Stored entries:
[Begin]

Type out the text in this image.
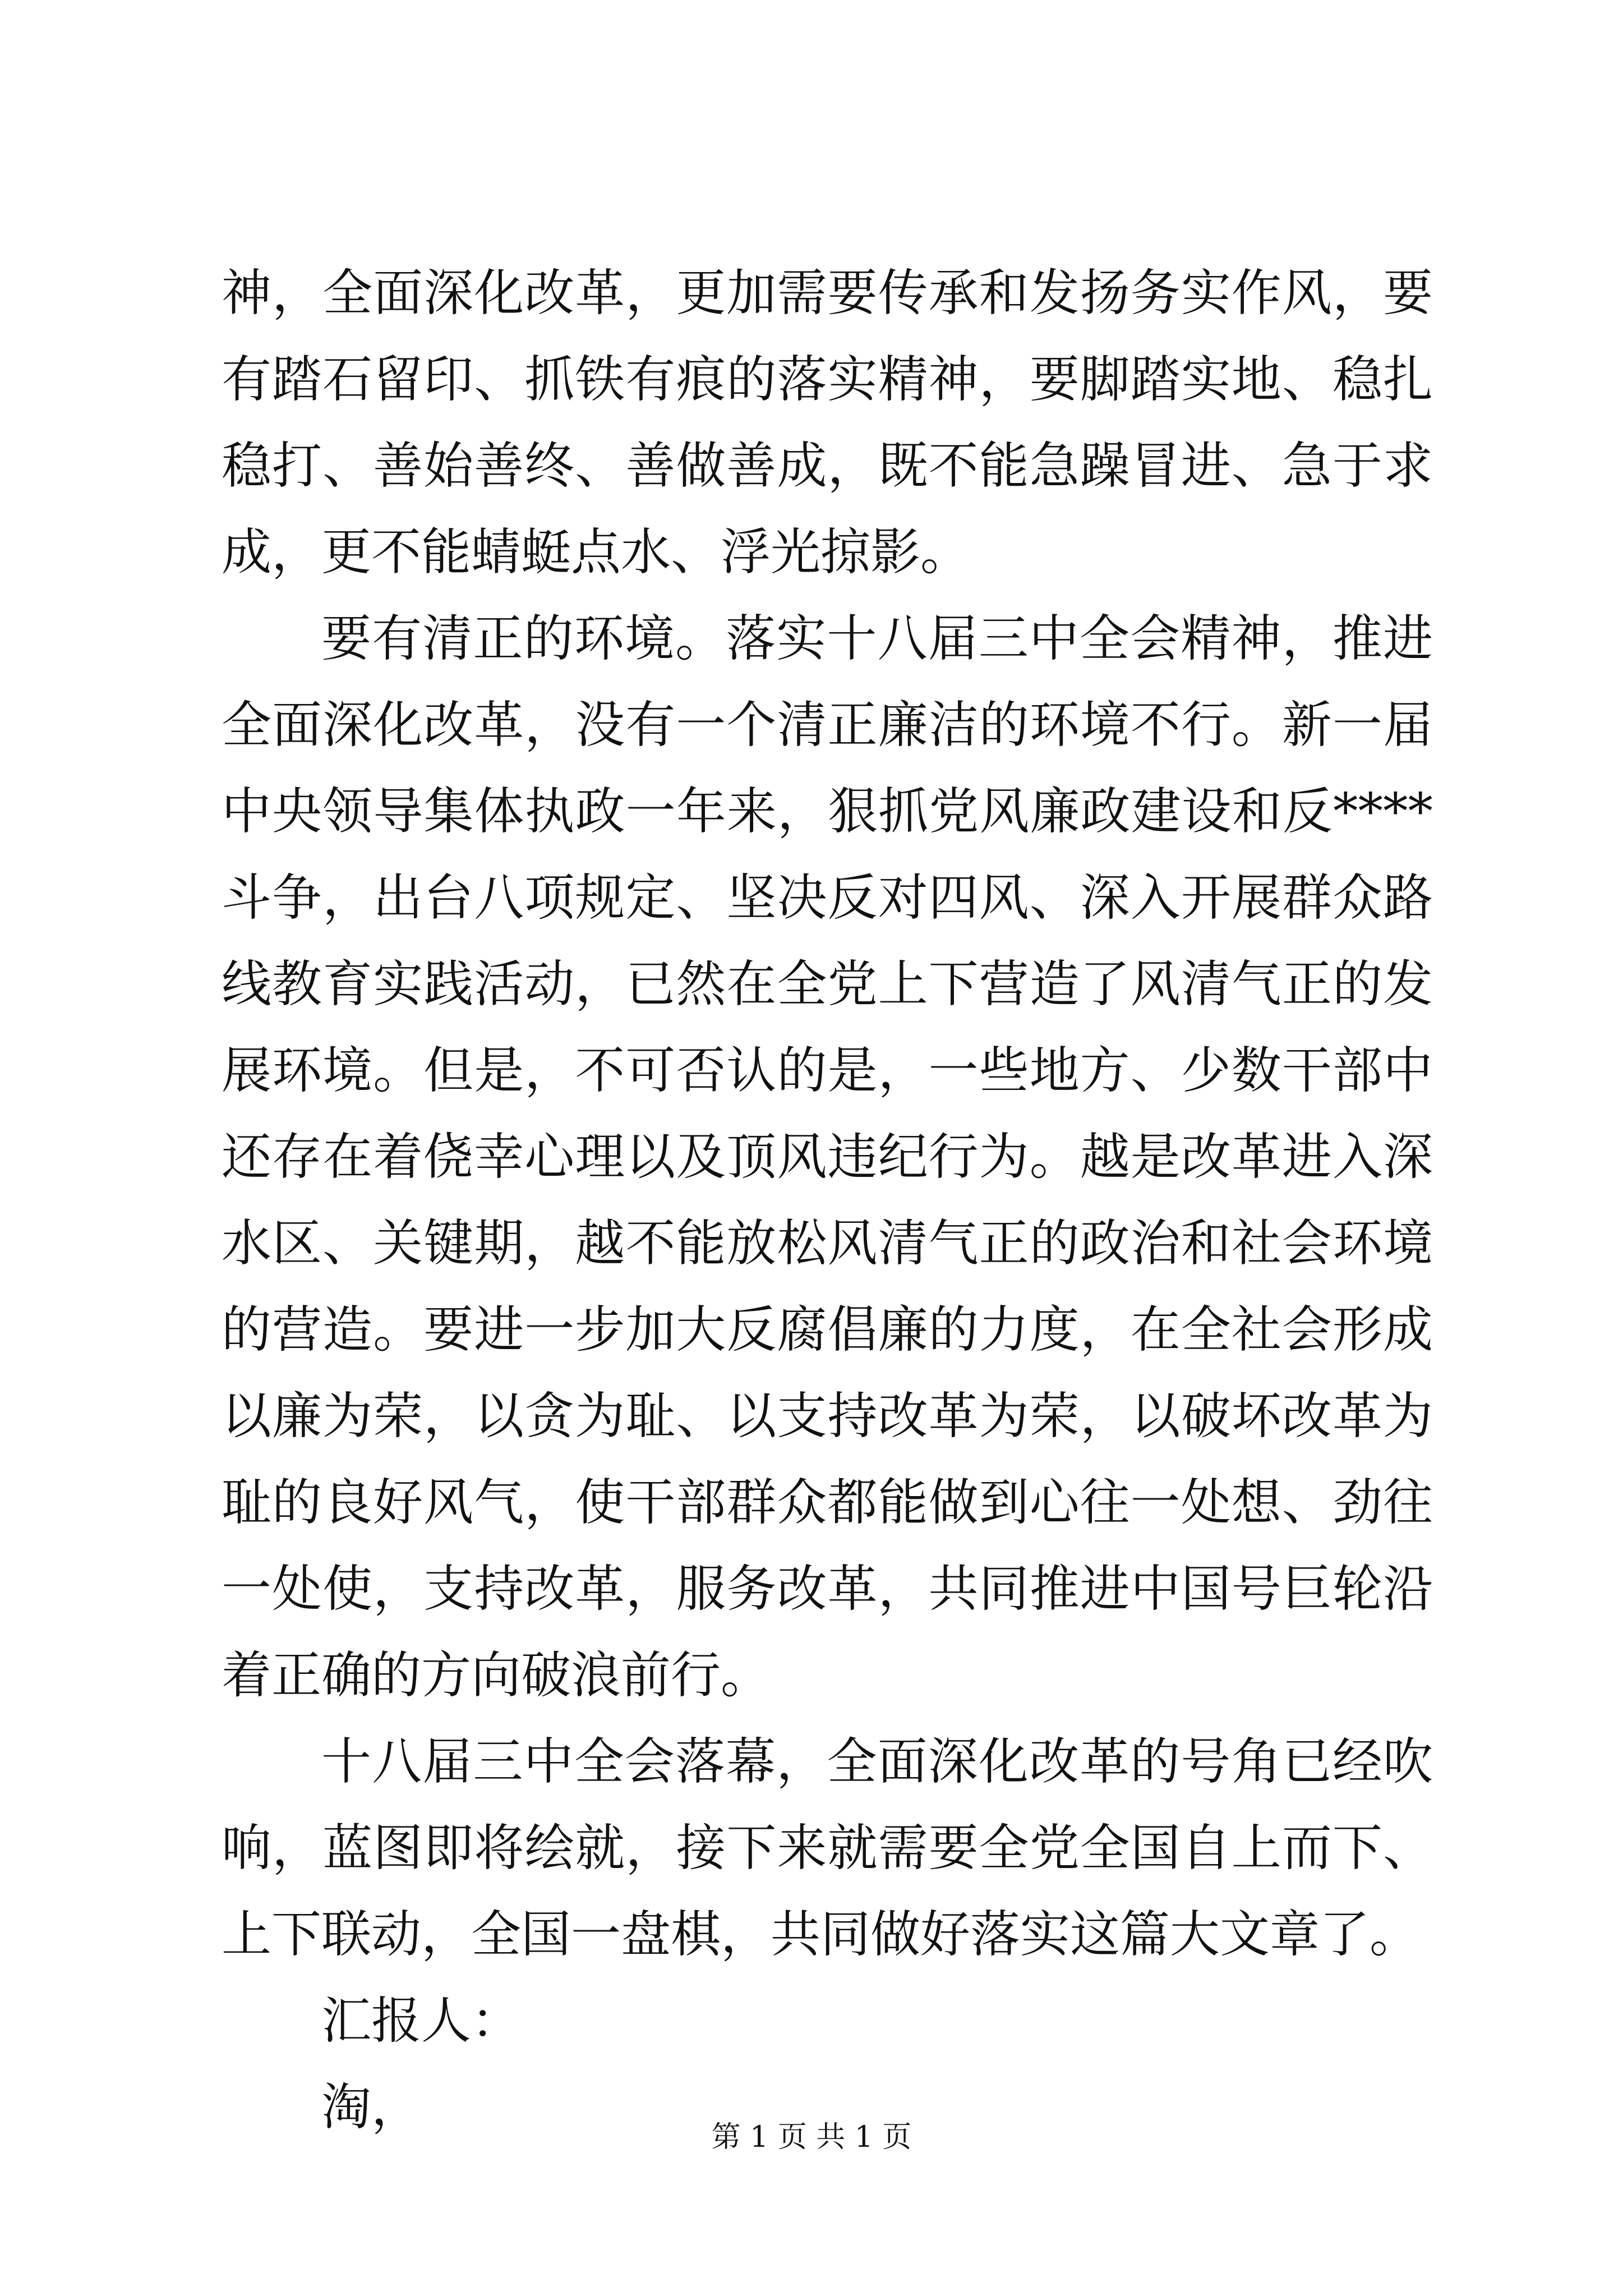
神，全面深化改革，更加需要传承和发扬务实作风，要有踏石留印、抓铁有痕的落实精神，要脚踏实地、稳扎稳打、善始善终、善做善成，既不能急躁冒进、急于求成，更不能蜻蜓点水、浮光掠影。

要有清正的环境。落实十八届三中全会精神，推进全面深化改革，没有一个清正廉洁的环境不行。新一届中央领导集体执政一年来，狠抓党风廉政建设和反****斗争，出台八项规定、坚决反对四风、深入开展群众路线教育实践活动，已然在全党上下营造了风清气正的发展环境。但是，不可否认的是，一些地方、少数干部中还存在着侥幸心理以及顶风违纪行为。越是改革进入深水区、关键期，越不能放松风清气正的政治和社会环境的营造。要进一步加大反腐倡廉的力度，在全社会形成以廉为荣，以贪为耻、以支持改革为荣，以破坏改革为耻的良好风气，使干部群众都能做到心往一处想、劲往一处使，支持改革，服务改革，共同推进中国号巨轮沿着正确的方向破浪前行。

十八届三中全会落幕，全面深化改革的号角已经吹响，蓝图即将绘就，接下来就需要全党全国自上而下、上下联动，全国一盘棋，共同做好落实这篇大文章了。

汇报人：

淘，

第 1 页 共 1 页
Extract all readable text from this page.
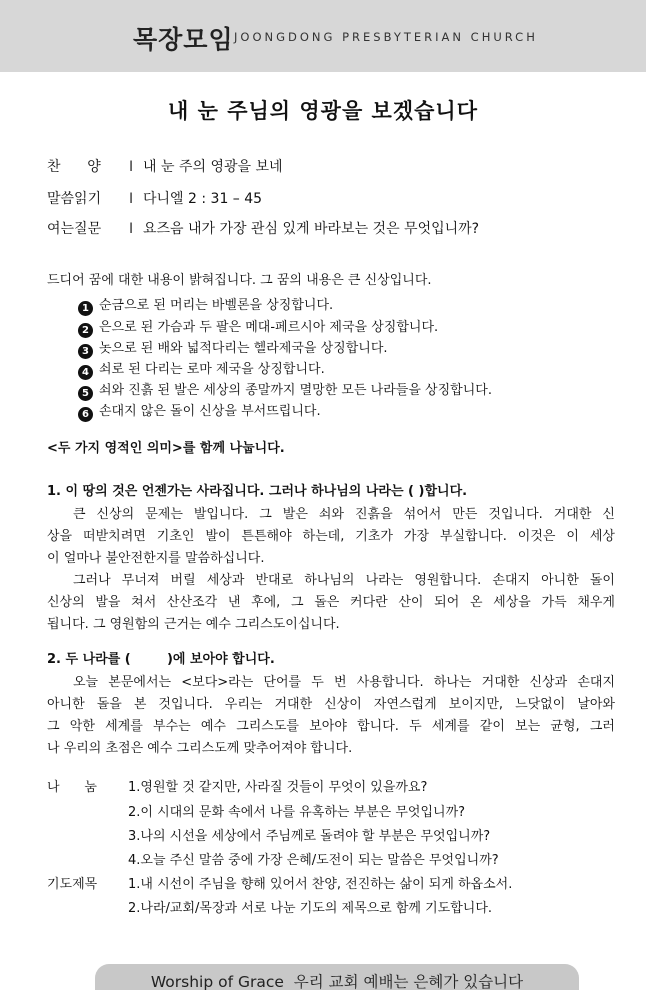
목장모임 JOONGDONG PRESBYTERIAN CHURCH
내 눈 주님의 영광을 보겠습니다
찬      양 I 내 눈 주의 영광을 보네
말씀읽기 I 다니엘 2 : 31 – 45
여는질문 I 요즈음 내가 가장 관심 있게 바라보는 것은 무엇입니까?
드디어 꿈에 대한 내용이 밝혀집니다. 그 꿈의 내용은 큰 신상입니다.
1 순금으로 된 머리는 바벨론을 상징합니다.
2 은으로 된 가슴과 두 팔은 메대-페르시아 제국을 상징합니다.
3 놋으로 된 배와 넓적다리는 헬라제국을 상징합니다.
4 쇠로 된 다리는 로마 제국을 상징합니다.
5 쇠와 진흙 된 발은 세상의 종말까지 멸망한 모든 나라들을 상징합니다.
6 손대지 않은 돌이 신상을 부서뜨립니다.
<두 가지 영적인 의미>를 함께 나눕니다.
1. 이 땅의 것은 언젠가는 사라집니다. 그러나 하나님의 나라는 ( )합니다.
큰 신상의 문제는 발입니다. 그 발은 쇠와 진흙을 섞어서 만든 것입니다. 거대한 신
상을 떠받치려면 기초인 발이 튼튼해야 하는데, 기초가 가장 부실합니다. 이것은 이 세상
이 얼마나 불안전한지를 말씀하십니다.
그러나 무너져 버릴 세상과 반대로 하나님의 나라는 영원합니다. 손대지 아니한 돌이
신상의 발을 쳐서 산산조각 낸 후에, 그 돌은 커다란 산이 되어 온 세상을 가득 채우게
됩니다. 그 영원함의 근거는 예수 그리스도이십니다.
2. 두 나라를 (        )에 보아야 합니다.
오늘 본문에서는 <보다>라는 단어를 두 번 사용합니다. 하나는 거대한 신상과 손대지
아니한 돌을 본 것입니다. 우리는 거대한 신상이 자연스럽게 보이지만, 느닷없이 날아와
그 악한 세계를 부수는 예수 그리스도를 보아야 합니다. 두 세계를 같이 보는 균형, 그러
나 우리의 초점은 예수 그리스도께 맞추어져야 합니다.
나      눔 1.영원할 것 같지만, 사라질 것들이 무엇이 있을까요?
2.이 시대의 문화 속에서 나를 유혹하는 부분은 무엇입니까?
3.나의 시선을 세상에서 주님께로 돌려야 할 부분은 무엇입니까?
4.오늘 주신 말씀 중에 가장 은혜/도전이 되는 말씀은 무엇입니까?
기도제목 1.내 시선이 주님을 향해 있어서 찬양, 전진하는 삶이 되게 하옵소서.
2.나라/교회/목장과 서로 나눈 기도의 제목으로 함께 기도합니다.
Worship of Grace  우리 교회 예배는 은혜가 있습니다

[End]

■ **WHAT NEEDS TO BE DONE**: Transcribe the records above exactly, omitting every picture they contain.

■ **THE SOLUTION**:
Type out the text in this image.
神，全面深化改革，更加需要传承和发扬务实作风，要有踏石留印、抓铁有痕的落实精神，要脚踏实地、稳扎稳打、善始善终、善做善成，既不能急躁冒进、急于求成，更不能蜻蜓点水、浮光掠影。

要有清正的环境。落实十八届三中全会精神，推进全面深化改革，没有一个清正廉洁的环境不行。新一届中央领导集体执政一年来，狠抓党风廉政建设和反****斗争，出台八项规定、坚决反对四风、深入开展群众路线教育实践活动，已然在全党上下营造了风清气正的发展环境。但是，不可否认的是，一些地方、少数干部中还存在着侥幸心理以及顶风违纪行为。越是改革进入深水区、关键期，越不能放松风清气正的政治和社会环境的营造。要进一步加大反腐倡廉的力度，在全社会形成以廉为荣，以贪为耻、以支持改革为荣，以破坏改革为耻的良好风气，使干部群众都能做到心往一处想、劲往一处使，支持改革，服务改革，共同推进中国号巨轮沿着正确的方向破浪前行。

十八届三中全会落幕，全面深化改革的号角已经吹响，蓝图即将绘就，接下来就需要全党全国自上而下、上下联动，全国一盘棋，共同做好落实这篇大文章了。

汇报人：

淘，

第 1 页 共 1 页
Extract all readable text from this page.
목장모임 JOONGDONG PRESBYTERIAN CHURCH
내 눈 주님의 영광을 보겠습니다
찬      양 I 내 눈 주의 영광을 보네
말씀읽기 I 다니엘 2 : 31 – 45
여는질문 I 요즈음 내가 가장 관심 있게 바라보는 것은 무엇입니까?
드디어 꿈에 대한 내용이 밝혀집니다. 그 꿈의 내용은 큰 신상입니다.
1 순금으로 된 머리는 바벨론을 상징합니다.
2 은으로 된 가슴과 두 팔은 메대-페르시아 제국을 상징합니다.
3 놋으로 된 배와 넓적다리는 헬라제국을 상징합니다.
4 쇠로 된 다리는 로마 제국을 상징합니다.
5 쇠와 진흙 된 발은 세상의 종말까지 멸망한 모든 나라들을 상징합니다.
6 손대지 않은 돌이 신상을 부서뜨립니다.
<두 가지 영적인 의미>를 함께 나눕니다.
1. 이 땅의 것은 언젠가는 사라집니다. 그러나 하나님의 나라는 ( )합니다.
큰 신상의 문제는 발입니다. 그 발은 쇠와 진흙을 섞어서 만든 것입니다. 거대한 신
상을 떠받치려면 기초인 발이 튼튼해야 하는데, 기초가 가장 부실합니다. 이것은 이 세상
이 얼마나 불안전한지를 말씀하십니다.
그러나 무너져 버릴 세상과 반대로 하나님의 나라는 영원합니다. 손대지 아니한 돌이
신상의 발을 쳐서 산산조각 낸 후에, 그 돌은 커다란 산이 되어 온 세상을 가득 채우게
됩니다. 그 영원함의 근거는 예수 그리스도이십니다.
2. 두 나라를 (        )에 보아야 합니다.
오늘 본문에서는 <보다>라는 단어를 두 번 사용합니다. 하나는 거대한 신상과 손대지
아니한 돌을 본 것입니다. 우리는 거대한 신상이 자연스럽게 보이지만, 느닷없이 날아와
그 악한 세계를 부수는 예수 그리스도를 보아야 합니다. 두 세계를 같이 보는 균형, 그러
나 우리의 초점은 예수 그리스도께 맞추어져야 합니다.
나      눔 1.영원할 것 같지만, 사라질 것들이 무엇이 있을까요?
2.이 시대의 문화 속에서 나를 유혹하는 부분은 무엇입니까?
3.나의 시선을 세상에서 주님께로 돌려야 할 부분은 무엇입니까?
4.오늘 주신 말씀 중에 가장 은혜/도전이 되는 말씀은 무엇입니까?
기도제목 1.내 시선이 주님을 향해 있어서 찬양, 전진하는 삶이 되게 하옵소서.
2.나라/교회/목장과 서로 나눈 기도의 제목으로 함께 기도합니다.
Worship of Grace  우리 교회 예배는 은혜가 있습니다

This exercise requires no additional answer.